REQUIREMENTS:
Lines containing the word "marker" should be extracted in full.

LISTED RECORDS:
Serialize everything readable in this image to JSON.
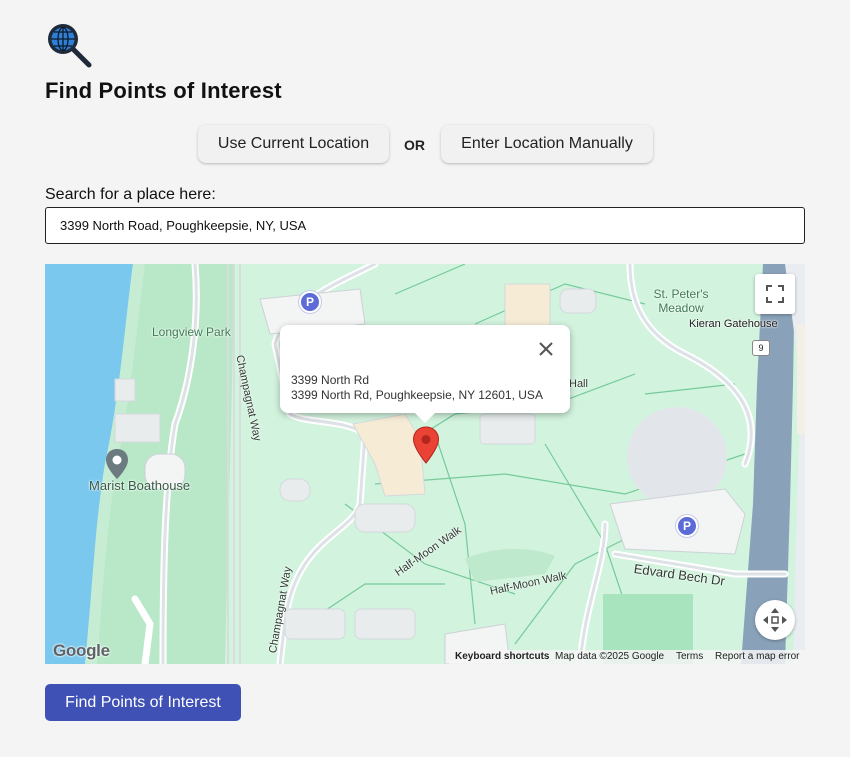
{
  "page": {
    "title": "Find Points of Interest",
    "logo_icon": "globe-magnifier-icon"
  },
  "location_options": {
    "current_label": "Use Current Location",
    "or_label": "OR",
    "manual_label": "Enter Location Manually"
  },
  "search": {
    "label": "Search for a place here:",
    "value": "3399 North Road, Poughkeepsie, NY, USA"
  },
  "map": {
    "labels": {
      "longview_park": "Longview Park",
      "champagnat_way_north": "Champagnat Way",
      "champagnat_way_south": "Champagnat Way",
      "st_peters_meadow": "St. Peter's Meadow",
      "kieran_gatehouse": "Kieran Gatehouse",
      "marist_boathouse": "Marist Boathouse",
      "half_moon_walk_1": "Half-Moon Walk",
      "half_moon_walk_2": "Half-Moon Walk",
      "edvard_bech_dr": "Edvard Bech Dr",
      "hall_fragment": "Hall",
      "route_shield": "9",
      "parking_label": "P"
    },
    "popup": {
      "name": "3399 North Rd",
      "address": "3399 North Rd, Poughkeepsie, NY 12601, USA"
    },
    "footer": {
      "keyboard": "Keyboard shortcuts",
      "map_data": "Map data ©2025 Google",
      "terms": "Terms",
      "report": "Report a map error"
    },
    "attribution": "Google",
    "icons": {
      "fullscreen": "fullscreen-icon",
      "recenter": "recenter-icon",
      "close": "close-icon",
      "marker": "map-marker-icon"
    }
  },
  "actions": {
    "find_label": "Find Points of Interest"
  },
  "colors": {
    "primary_button": "#3f51b5",
    "map_park": "#d2f3de",
    "map_water": "#7ac8ee",
    "marker": "#ea4335"
  }
}
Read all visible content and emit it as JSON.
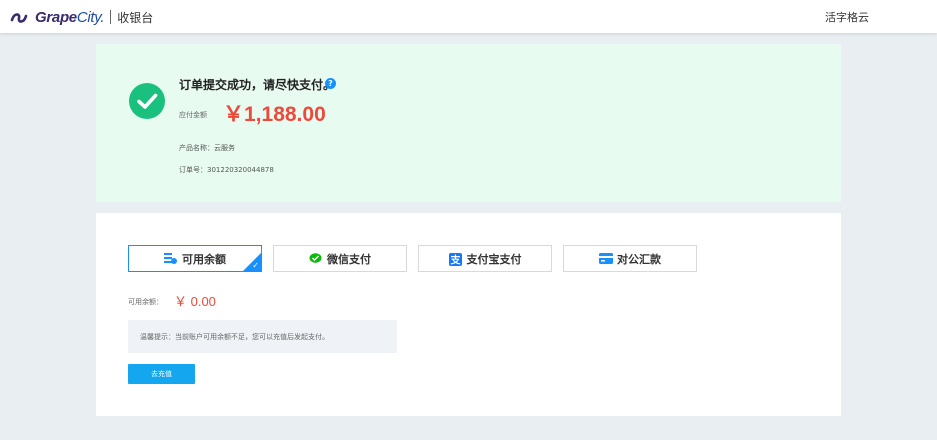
{
  "header": {
    "brand_part1": "Grape",
    "brand_part2": "City.",
    "cashier_label": "收银台",
    "user_name": "活字格云"
  },
  "success": {
    "title": "订单提交成功，请尽快支付。",
    "help_icon": "?",
    "amount_label": "应付金额",
    "amount": "￥1,188.00",
    "product_label": "产品名称：",
    "product_value": "云服务",
    "order_label": "订单号：",
    "order_value": "301220320044878"
  },
  "payment": {
    "methods": [
      {
        "label": "可用余额",
        "icon": "balance-icon",
        "active": true
      },
      {
        "label": "微信支付",
        "icon": "wechat-icon",
        "active": false
      },
      {
        "label": "支付宝支付",
        "icon": "alipay-icon",
        "active": false
      },
      {
        "label": "对公汇款",
        "icon": "bank-card-icon",
        "active": false
      }
    ],
    "balance_label": "可用余额：",
    "balance_value": "￥ 0.00",
    "tip": "温馨提示：当前账户可用余额不足，您可以充值后发起支付。",
    "recharge_label": "去充值"
  },
  "colors": {
    "accent": "#1890ff",
    "success": "#19c07e",
    "amount": "#ec4a3a",
    "button": "#14a7f0"
  }
}
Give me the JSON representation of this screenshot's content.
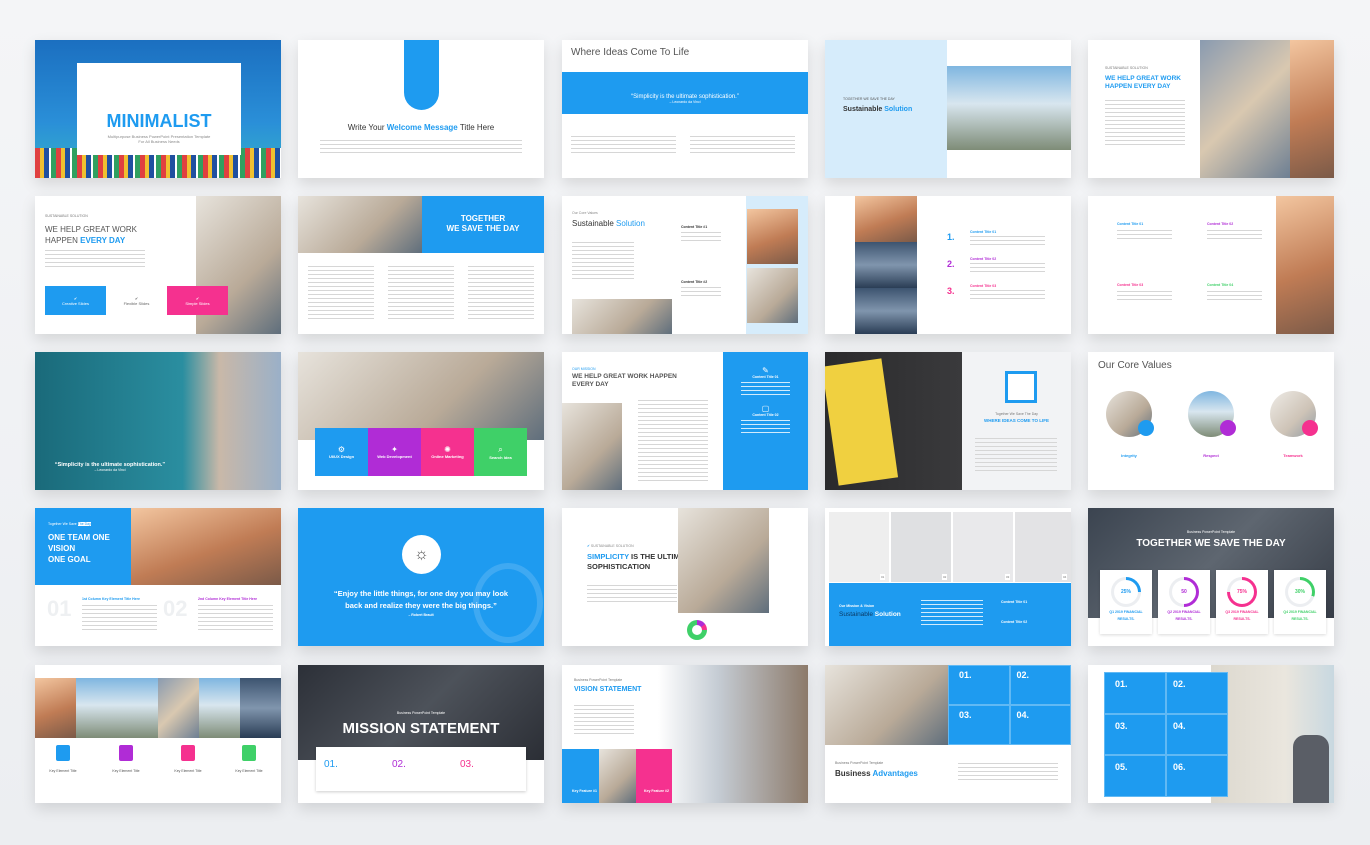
{
  "colors": {
    "accent_blue": "#1e9bf0",
    "accent_pink": "#f5318f",
    "accent_purple": "#b02cd6",
    "accent_green": "#3fd068"
  },
  "slides": [
    {
      "title": "MINIMALIST",
      "subtitle1": "Multipurpose Business PowerPoint Presentation Template",
      "subtitle2": "For All Business Needs"
    },
    {
      "title_pre": "Write Your ",
      "title_accent": "Welcome Message",
      "title_post": " Title Here"
    },
    {
      "title": "Where Ideas Come To Life",
      "quote": "“Simplicity is the ultimate sophistication.”",
      "author": "– Leonardo da Vinci"
    },
    {
      "kicker": "TOGETHER WE SAVE THE DAY",
      "title": "Sustainable ",
      "accent": "Solution"
    },
    {
      "kicker": "SUSTAINABLE SOLUTION",
      "line1": "WE HELP GREAT WORK",
      "line2": "HAPPEN EVERY DAY"
    },
    {
      "kicker": "SUSTAINABLE SOLUTION",
      "line1": "WE HELP GREAT WORK",
      "line2_pre": "HAPPEN ",
      "line2_accent": "EVERY DAY",
      "boxes": [
        "Creative Slides",
        "Flexible Slides",
        "Simple Slides"
      ]
    },
    {
      "title1": "TOGETHER",
      "title2": "WE SAVE THE DAY"
    },
    {
      "kicker": "Our Core Values",
      "title": "Sustainable ",
      "accent": "Solution",
      "c1": "Content Title #1",
      "c2": "Content Title #2"
    },
    {
      "items": [
        {
          "n": "1.",
          "t": "Content Title 01"
        },
        {
          "n": "2.",
          "t": "Content Title 02"
        },
        {
          "n": "3.",
          "t": "Content Title 03"
        }
      ]
    },
    {
      "items": [
        "Content Title 01",
        "Content Title 02",
        "Content Title 03",
        "Content Title 04"
      ]
    },
    {
      "quote": "“Simplicity is the ultimate sophistication.”",
      "author": "– Leonardo da Vinci"
    },
    {
      "boxes": [
        "UI/UX Design",
        "Web Development",
        "Online Marketing",
        "Search Idea"
      ]
    },
    {
      "kicker": "OUR MISSION",
      "line1": "WE HELP GREAT WORK HAPPEN",
      "line2": "EVERY DAY",
      "c1": "Content Title 01",
      "c2": "Content Title 02"
    },
    {
      "kicker": "Together We Save The Day",
      "title": "WHERE IDEAS COME TO LIFE"
    },
    {
      "title": "Our Core Values",
      "items": [
        "Integrity",
        "Respect",
        "Teamwork"
      ]
    },
    {
      "kicker_pre": "Together We Save ",
      "kicker_tag": "The Day",
      "lines": [
        "ONE TEAM ONE",
        "VISION",
        "ONE GOAL"
      ],
      "n1": "01",
      "n2": "02",
      "h1": "1st Column Key Element Title Here",
      "h2": "2nd Column Key Element Title Here"
    },
    {
      "quote1": "“Enjoy the little things, for one day you may look",
      "quote2": "back and realize they were the big things.”",
      "author": "– Robert Brault"
    },
    {
      "kicker": "SUSTAINABLE SOLUTION",
      "accent": "SIMPLICITY",
      "title1": " IS THE ULTIMATE",
      "title2": "SOPHISTICATION"
    },
    {
      "numbers": [
        "01",
        "02",
        "03",
        "04"
      ],
      "kicker": "Our Mission & Vision",
      "title": "Sustainable ",
      "accent": "Solution",
      "c1": "Content Title 01",
      "c2": "Content Title 02"
    },
    {
      "kicker": "Business PowerPoint Template",
      "title": "TOGETHER WE SAVE THE DAY",
      "stats": [
        {
          "value": "25%",
          "fraction": 0.25,
          "label1": "Q1 2019 FINANCIAL",
          "label2": "RESULTS.",
          "color": "#1e9bf0"
        },
        {
          "value": "50",
          "fraction": 0.5,
          "label1": "Q2 2019 FINANCIAL",
          "label2": "RESULTS.",
          "color": "#b02cd6"
        },
        {
          "value": "75%",
          "fraction": 0.75,
          "label1": "Q3 2019 FINANCIAL",
          "label2": "RESULTS.",
          "color": "#f5318f"
        },
        {
          "value": "30%",
          "fraction": 0.3,
          "label1": "Q4 2019 FINANCIAL",
          "label2": "RESULTS.",
          "color": "#3fd068"
        }
      ]
    },
    {
      "items": [
        "Key Element Title",
        "Key Element Title",
        "Key Element Title",
        "Key Element Title"
      ]
    },
    {
      "kicker": "Business PowerPoint Template",
      "title": "MISSION STATEMENT",
      "nums": [
        "01.",
        "02.",
        "03."
      ]
    },
    {
      "kicker": "Business PowerPoint Template",
      "title": "VISION STATEMENT",
      "f1": "Key Feature #1",
      "f2": "Key Feature #2"
    },
    {
      "nums": [
        "01.",
        "02.",
        "03.",
        "04."
      ],
      "kicker": "Business PowerPoint Template",
      "title": "Business ",
      "accent": "Advantages"
    },
    {
      "nums": [
        "01.",
        "02.",
        "03.",
        "04.",
        "05.",
        "06."
      ]
    }
  ]
}
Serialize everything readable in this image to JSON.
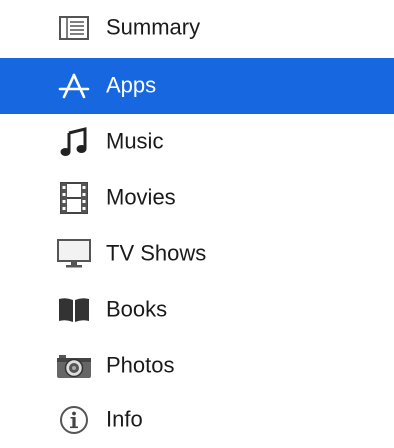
{
  "sidebar": {
    "selected_color": "#1768e0",
    "items": [
      {
        "label": "Summary",
        "icon": "summary-list-icon"
      },
      {
        "label": "Apps",
        "icon": "app-store-icon",
        "selected": true
      },
      {
        "label": "Music",
        "icon": "music-note-icon"
      },
      {
        "label": "Movies",
        "icon": "film-strip-icon"
      },
      {
        "label": "TV Shows",
        "icon": "tv-monitor-icon"
      },
      {
        "label": "Books",
        "icon": "open-book-icon"
      },
      {
        "label": "Photos",
        "icon": "camera-icon"
      },
      {
        "label": "Info",
        "icon": "info-icon"
      }
    ]
  }
}
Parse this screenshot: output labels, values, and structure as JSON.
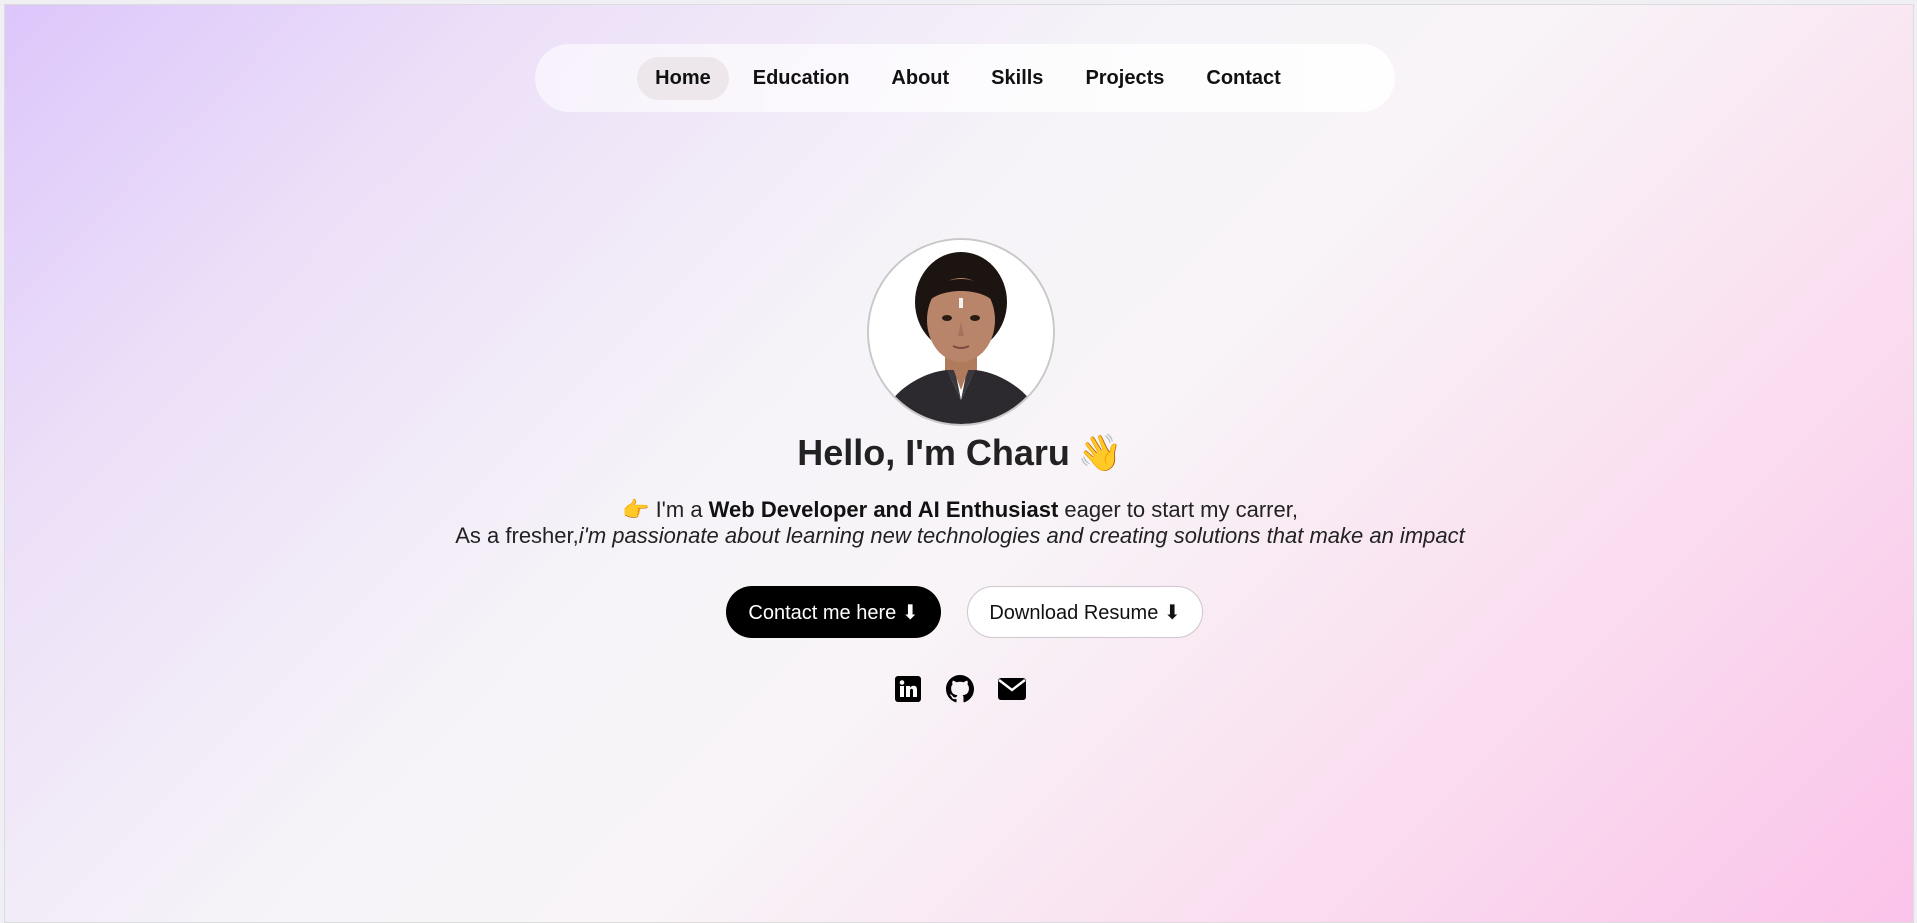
{
  "nav": {
    "items": [
      {
        "label": "Home",
        "active": true
      },
      {
        "label": "Education",
        "active": false
      },
      {
        "label": "About",
        "active": false
      },
      {
        "label": "Skills",
        "active": false
      },
      {
        "label": "Projects",
        "active": false
      },
      {
        "label": "Contact",
        "active": false
      }
    ]
  },
  "hero": {
    "title": "Hello, I'm Charu",
    "title_emoji": "👋",
    "intro_line1_prefix_emoji": "👉",
    "intro_line1_pre": "I'm a ",
    "intro_line1_bold": "Web Developer and AI Enthusiast",
    "intro_line1_post": " eager to start my carrer,",
    "intro_line2_pre": "As a fresher,",
    "intro_line2_italic": "i'm passionate about learning new technologies and creating solutions that make an impact"
  },
  "buttons": {
    "contact": "Contact me here ⬇",
    "resume": "Download Resume ⬇"
  },
  "socials": [
    "linkedin-icon",
    "github-icon",
    "email-icon"
  ],
  "colors": {
    "gradient_start": "#dcc6fb",
    "gradient_end": "#fbc3ea",
    "primary_button": "#000000"
  }
}
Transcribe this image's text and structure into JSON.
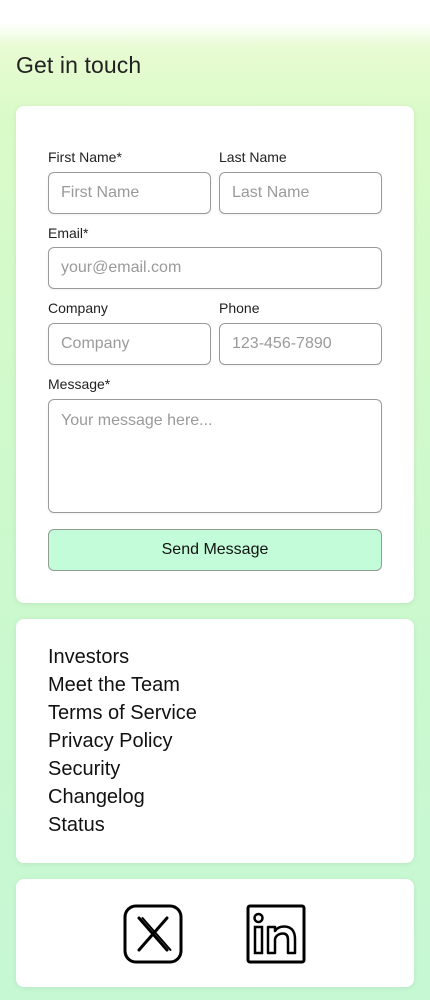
{
  "page": {
    "title": "Get in touch"
  },
  "form": {
    "first_name": {
      "label": "First Name*",
      "placeholder": "First Name"
    },
    "last_name": {
      "label": "Last Name",
      "placeholder": "Last Name"
    },
    "email": {
      "label": "Email*",
      "placeholder": "your@email.com"
    },
    "company": {
      "label": "Company",
      "placeholder": "Company"
    },
    "phone": {
      "label": "Phone",
      "placeholder": "123-456-7890"
    },
    "message": {
      "label": "Message*",
      "placeholder": "Your message here..."
    },
    "submit_label": "Send Message"
  },
  "links": [
    "Investors",
    "Meet the Team",
    "Terms of Service",
    "Privacy Policy",
    "Security",
    "Changelog",
    "Status"
  ],
  "social": {
    "icons": [
      "x-icon",
      "linkedin-icon"
    ]
  },
  "colors": {
    "button_bg": "#c3fcd8",
    "background_top": "#e8fbd2",
    "background_bottom": "#c6f8d4"
  }
}
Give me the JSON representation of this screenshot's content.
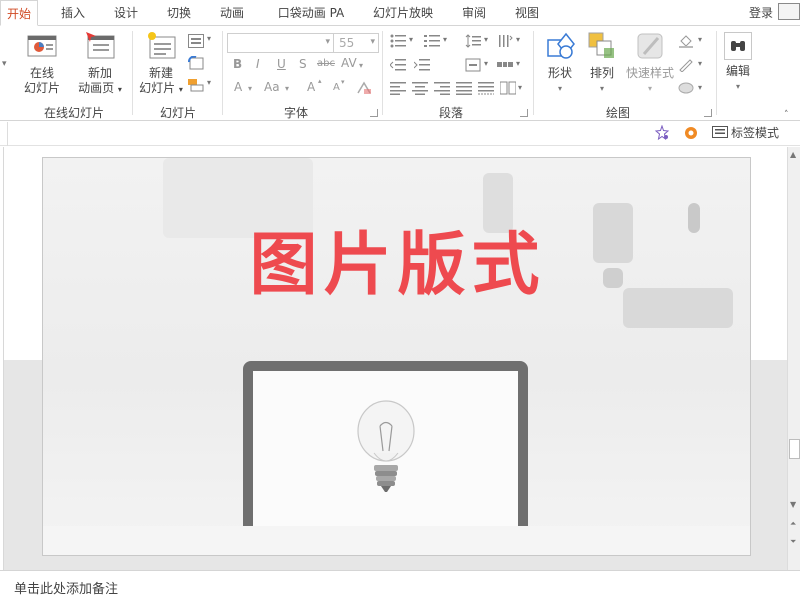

EXERCISE RESPONSE:
      "marker": "map-marker-icon"
    "marker": "#ea4335"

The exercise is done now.